• _EXERCISE PROMPT_
Read the lines below. Copy out any that hold the string "一利五率".

• _RECORDS SUPPLIED_

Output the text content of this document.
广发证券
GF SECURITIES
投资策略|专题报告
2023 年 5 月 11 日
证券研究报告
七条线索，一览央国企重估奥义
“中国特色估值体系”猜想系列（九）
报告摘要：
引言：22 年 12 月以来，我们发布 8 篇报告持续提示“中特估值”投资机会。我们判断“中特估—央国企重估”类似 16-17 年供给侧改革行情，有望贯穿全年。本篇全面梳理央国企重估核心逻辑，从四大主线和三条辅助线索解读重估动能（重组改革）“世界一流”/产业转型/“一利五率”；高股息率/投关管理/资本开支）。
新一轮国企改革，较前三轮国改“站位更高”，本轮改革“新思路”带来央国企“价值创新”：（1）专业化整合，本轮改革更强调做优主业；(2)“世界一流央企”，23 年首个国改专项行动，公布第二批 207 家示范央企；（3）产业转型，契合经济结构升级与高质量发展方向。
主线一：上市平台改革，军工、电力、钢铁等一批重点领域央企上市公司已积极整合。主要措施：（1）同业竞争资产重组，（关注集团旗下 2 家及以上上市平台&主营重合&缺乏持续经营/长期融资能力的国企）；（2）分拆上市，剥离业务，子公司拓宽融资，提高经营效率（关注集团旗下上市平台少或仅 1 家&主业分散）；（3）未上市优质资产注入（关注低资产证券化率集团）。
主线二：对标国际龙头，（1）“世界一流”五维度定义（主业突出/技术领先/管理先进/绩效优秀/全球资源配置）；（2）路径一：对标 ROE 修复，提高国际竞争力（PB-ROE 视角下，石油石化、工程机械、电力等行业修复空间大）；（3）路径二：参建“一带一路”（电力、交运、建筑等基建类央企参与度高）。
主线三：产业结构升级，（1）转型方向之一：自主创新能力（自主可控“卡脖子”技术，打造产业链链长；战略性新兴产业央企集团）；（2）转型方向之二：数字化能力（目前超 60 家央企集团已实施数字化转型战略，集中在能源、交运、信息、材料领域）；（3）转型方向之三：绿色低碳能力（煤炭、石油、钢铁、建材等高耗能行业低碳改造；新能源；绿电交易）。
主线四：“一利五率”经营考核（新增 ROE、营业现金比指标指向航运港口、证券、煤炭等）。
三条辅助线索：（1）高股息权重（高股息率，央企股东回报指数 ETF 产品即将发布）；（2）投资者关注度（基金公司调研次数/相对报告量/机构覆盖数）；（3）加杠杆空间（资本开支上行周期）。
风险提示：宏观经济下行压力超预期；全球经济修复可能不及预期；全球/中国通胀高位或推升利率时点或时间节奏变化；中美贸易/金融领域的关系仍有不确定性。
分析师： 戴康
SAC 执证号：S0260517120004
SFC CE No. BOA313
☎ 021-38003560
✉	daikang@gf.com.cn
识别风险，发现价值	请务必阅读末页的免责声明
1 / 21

• _RESULT BELOW_
引言：22 年 12 月以来，我们发布 8 篇报告持续提示“中特估值”投资机会。我们判断“中特估—央国企重估”类似 16-17 年供给侧改革行情，有望贯穿全年。本篇全面梳理央国企重估核心逻辑，从四大主线和三条辅助线索解读重估动能（重组改革）“世界一流”/产业转型/“一利五率”；高股息率/投关管理/资本开支）。
主线四：“一利五率”经营考核（新增 ROE、营业现金比指标指向航运港口、证券、煤炭等）。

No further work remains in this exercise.